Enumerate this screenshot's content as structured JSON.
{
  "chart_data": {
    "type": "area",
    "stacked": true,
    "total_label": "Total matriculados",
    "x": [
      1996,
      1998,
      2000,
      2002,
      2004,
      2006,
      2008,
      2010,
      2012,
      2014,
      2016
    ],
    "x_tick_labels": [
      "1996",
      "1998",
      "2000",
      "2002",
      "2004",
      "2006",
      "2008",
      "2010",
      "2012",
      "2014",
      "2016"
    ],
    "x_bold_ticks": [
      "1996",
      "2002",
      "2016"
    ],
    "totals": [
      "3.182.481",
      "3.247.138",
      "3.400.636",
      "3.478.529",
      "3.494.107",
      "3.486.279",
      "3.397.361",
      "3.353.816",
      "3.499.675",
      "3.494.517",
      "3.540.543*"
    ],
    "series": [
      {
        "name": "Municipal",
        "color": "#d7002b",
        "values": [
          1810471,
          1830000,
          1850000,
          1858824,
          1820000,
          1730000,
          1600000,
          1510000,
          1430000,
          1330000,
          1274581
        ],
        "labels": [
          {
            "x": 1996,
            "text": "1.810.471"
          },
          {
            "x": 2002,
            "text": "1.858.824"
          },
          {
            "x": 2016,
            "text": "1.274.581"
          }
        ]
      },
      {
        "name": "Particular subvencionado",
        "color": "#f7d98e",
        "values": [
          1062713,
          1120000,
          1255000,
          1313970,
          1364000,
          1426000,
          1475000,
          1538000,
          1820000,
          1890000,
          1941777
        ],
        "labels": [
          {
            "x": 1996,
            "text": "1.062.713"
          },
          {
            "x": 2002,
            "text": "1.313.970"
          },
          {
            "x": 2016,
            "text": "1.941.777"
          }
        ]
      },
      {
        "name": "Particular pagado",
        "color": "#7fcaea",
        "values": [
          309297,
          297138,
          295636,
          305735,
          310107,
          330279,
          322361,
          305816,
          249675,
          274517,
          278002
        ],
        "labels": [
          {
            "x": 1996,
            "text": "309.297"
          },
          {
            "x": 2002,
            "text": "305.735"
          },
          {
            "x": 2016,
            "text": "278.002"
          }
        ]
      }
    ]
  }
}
● ● ● ● ● ● ●
_PROBLEM STATEMENT_:
Locate the string "name" in the listing above and copy every line where it occurs.

_ANSWER FOR THE TASK_:
        "name": "Municipal",
        "name": "Particular subvencionado",
        "name": "Particular pagado",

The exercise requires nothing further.